### Task inputs

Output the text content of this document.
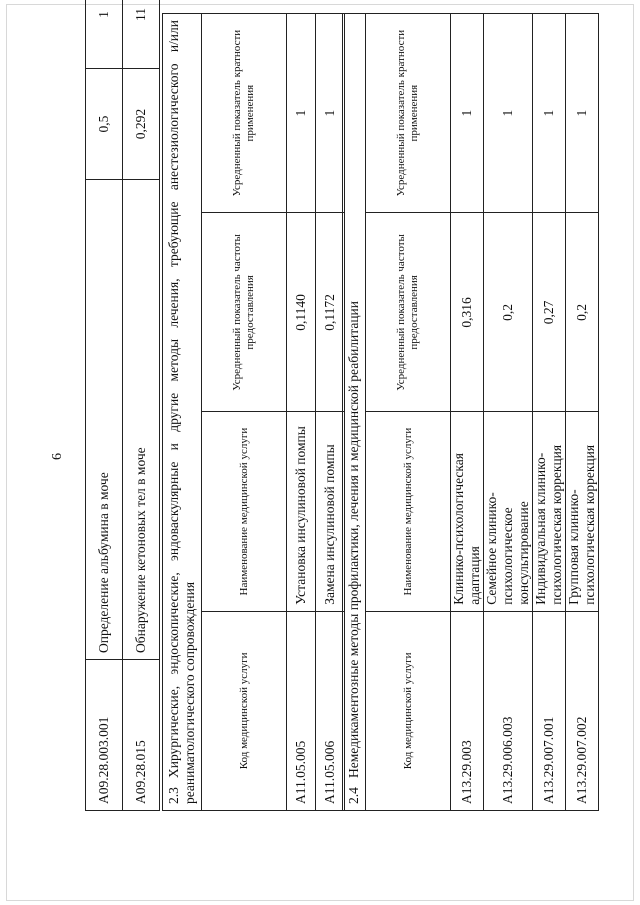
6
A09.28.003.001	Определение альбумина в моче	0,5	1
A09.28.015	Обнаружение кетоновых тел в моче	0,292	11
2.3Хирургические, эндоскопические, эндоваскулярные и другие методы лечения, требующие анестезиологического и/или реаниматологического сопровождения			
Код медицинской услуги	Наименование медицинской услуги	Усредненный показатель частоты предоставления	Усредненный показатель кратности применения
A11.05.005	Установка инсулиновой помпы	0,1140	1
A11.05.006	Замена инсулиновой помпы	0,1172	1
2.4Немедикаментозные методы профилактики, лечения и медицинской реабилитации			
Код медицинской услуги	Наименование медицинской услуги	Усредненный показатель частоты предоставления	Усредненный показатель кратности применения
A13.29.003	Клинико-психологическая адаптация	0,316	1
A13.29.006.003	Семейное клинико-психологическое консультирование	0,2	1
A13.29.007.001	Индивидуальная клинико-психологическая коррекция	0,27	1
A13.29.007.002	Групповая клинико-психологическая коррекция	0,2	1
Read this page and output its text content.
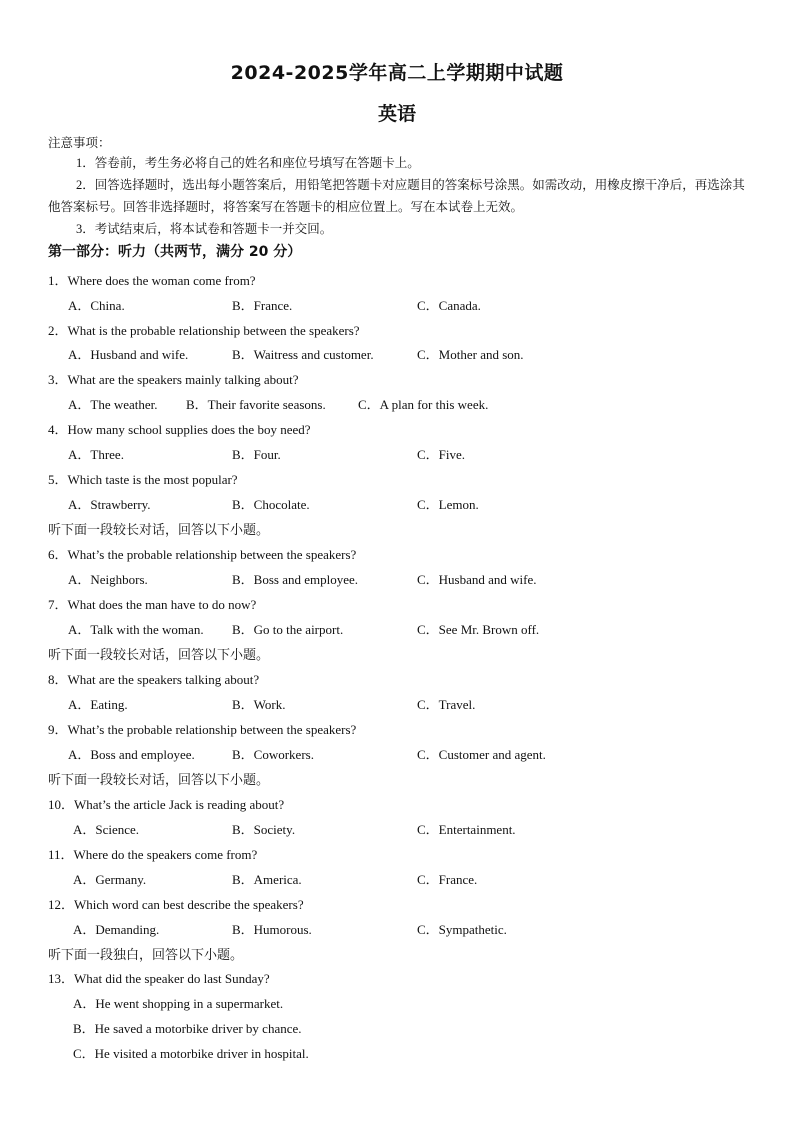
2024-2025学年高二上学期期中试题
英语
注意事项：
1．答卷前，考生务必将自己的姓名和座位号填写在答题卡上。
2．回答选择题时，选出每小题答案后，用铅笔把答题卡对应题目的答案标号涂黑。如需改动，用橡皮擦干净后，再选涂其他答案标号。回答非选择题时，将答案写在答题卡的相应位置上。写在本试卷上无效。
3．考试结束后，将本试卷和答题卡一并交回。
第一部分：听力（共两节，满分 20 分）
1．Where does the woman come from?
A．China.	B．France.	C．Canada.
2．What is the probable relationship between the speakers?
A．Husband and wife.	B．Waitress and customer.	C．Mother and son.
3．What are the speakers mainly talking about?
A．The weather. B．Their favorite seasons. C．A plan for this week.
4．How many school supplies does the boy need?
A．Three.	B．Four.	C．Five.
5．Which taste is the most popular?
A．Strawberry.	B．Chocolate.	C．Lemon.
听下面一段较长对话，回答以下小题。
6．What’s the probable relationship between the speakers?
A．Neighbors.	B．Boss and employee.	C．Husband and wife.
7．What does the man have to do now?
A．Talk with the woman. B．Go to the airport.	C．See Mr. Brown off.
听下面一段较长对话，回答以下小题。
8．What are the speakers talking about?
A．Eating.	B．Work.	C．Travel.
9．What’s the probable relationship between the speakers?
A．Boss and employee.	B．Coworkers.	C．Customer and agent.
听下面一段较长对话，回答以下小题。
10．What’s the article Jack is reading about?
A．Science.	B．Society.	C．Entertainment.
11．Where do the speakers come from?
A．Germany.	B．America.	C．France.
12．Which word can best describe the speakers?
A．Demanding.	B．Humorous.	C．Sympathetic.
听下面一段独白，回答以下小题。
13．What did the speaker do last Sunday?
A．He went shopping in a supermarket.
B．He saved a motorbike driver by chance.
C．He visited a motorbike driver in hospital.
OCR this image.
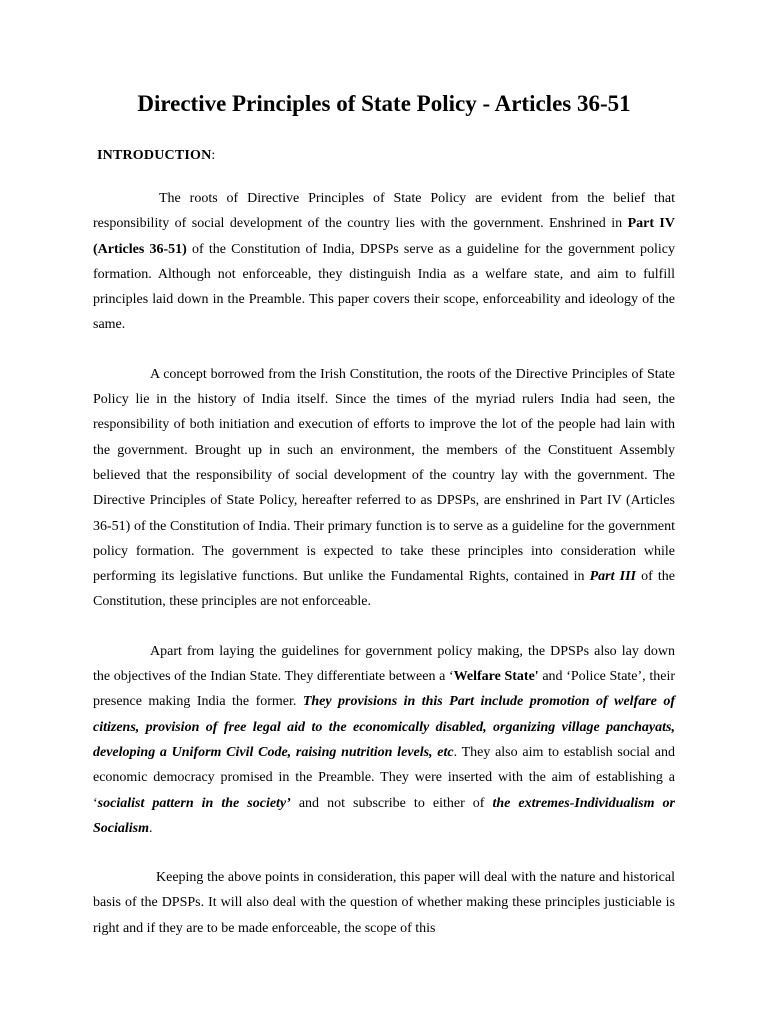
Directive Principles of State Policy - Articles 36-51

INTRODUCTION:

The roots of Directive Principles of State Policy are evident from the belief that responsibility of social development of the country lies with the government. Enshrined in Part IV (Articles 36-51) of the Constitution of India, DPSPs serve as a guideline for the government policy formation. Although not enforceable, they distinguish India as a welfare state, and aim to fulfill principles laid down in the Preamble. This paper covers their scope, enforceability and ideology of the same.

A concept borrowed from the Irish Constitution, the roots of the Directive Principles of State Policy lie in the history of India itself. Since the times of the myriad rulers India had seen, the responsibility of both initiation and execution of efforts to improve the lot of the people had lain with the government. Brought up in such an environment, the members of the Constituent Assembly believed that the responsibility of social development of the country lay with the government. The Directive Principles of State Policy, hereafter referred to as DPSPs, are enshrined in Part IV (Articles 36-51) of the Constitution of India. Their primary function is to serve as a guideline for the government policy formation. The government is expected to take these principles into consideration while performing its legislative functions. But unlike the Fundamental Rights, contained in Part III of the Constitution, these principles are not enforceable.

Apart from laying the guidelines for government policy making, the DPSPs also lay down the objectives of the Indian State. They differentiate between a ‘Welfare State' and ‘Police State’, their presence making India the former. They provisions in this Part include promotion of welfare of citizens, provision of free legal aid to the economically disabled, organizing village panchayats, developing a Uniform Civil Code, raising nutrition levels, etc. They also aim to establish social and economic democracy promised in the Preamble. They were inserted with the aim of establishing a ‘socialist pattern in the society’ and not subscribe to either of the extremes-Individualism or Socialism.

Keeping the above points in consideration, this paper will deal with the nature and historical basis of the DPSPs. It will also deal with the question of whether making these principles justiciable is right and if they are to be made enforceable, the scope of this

######

Written task —
Each line of the data should be quoted exactly, with pictures left out.

Answer to the exercise —
Output the text content of this document.
6
A09.28.003.001	Определение альбумина в моче	0,5	1
A09.28.015	Обнаружение кетоновых тел в моче	0,292	11
2.3Хирургические, эндоскопические, эндоваскулярные и другие методы лечения, требующие анестезиологического и/или реаниматологического сопровождения			
Код медицинской услуги	Наименование медицинской услуги	Усредненный показатель частоты предоставления	Усредненный показатель кратности применения
A11.05.005	Установка инсулиновой помпы	0,1140	1
A11.05.006	Замена инсулиновой помпы	0,1172	1
2.4Немедикаментозные методы профилактики, лечения и медицинской реабилитации			
Код медицинской услуги	Наименование медицинской услуги	Усредненный показатель частоты предоставления	Усредненный показатель кратности применения
A13.29.003	Клинико-психологическая адаптация	0,316	1
A13.29.006.003	Семейное клинико-психологическое консультирование	0,2	1
A13.29.007.001	Индивидуальная клинико-психологическая коррекция	0,27	1
A13.29.007.002	Групповая клинико-психологическая коррекция	0,2	1
Read this page and output its text content.
2024-2025学年高二上学期期中试题
英语
注意事项：
1．答卷前，考生务必将自己的姓名和座位号填写在答题卡上。
2．回答选择题时，选出每小题答案后，用铅笔把答题卡对应题目的答案标号涂黑。如需改动，用橡皮擦干净后，再选涂其他答案标号。回答非选择题时，将答案写在答题卡的相应位置上。写在本试卷上无效。
3．考试结束后，将本试卷和答题卡一并交回。
第一部分：听力（共两节，满分 20 分）
1．Where does the woman come from?
A．China.	B．France.	C．Canada.
2．What is the probable relationship between the speakers?
A．Husband and wife.	B．Waitress and customer.	C．Mother and son.
3．What are the speakers mainly talking about?
A．The weather. B．Their favorite seasons. C．A plan for this week.
4．How many school supplies does the boy need?
A．Three.	B．Four.	C．Five.
5．Which taste is the most popular?
A．Strawberry.	B．Chocolate.	C．Lemon.
听下面一段较长对话，回答以下小题。
6．What’s the probable relationship between the speakers?
A．Neighbors.	B．Boss and employee.	C．Husband and wife.
7．What does the man have to do now?
A．Talk with the woman. B．Go to the airport.	C．See Mr. Brown off.
听下面一段较长对话，回答以下小题。
8．What are the speakers talking about?
A．Eating.	B．Work.	C．Travel.
9．What’s the probable relationship between the speakers?
A．Boss and employee.	B．Coworkers.	C．Customer and agent.
听下面一段较长对话，回答以下小题。
10．What’s the article Jack is reading about?
A．Science.	B．Society.	C．Entertainment.
11．Where do the speakers come from?
A．Germany.	B．America.	C．France.
12．Which word can best describe the speakers?
A．Demanding.	B．Humorous.	C．Sympathetic.
听下面一段独白，回答以下小题。
13．What did the speaker do last Sunday?
A．He went shopping in a supermarket.
B．He saved a motorbike driver by chance.
C．He visited a motorbike driver in hospital.
OCR this image.
Directive Principles of State Policy - Articles 36-51

INTRODUCTION:

The roots of Directive Principles of State Policy are evident from the belief that responsibility of social development of the country lies with the government. Enshrined in Part IV (Articles 36-51) of the Constitution of India, DPSPs serve as a guideline for the government policy formation. Although not enforceable, they distinguish India as a welfare state, and aim to fulfill principles laid down in the Preamble. This paper covers their scope, enforceability and ideology of the same.

A concept borrowed from the Irish Constitution, the roots of the Directive Principles of State Policy lie in the history of India itself. Since the times of the myriad rulers India had seen, the responsibility of both initiation and execution of efforts to improve the lot of the people had lain with the government. Brought up in such an environment, the members of the Constituent Assembly believed that the responsibility of social development of the country lay with the government. The Directive Principles of State Policy, hereafter referred to as DPSPs, are enshrined in Part IV (Articles 36-51) of the Constitution of India. Their primary function is to serve as a guideline for the government policy formation. The government is expected to take these principles into consideration while performing its legislative functions. But unlike the Fundamental Rights, contained in Part III of the Constitution, these principles are not enforceable.

Apart from laying the guidelines for government policy making, the DPSPs also lay down the objectives of the Indian State. They differentiate between a ‘Welfare State' and ‘Police State’, their presence making India the former. They provisions in this Part include promotion of welfare of citizens, provision of free legal aid to the economically disabled, organizing village panchayats, developing a Uniform Civil Code, raising nutrition levels, etc. They also aim to establish social and economic democracy promised in the Preamble. They were inserted with the aim of establishing a ‘socialist pattern in the society’ and not subscribe to either of the extremes-Individualism or Socialism.

Keeping the above points in consideration, this paper will deal with the nature and historical basis of the DPSPs. It will also deal with the question of whether making these principles justiciable is right and if they are to be made enforceable, the scope of this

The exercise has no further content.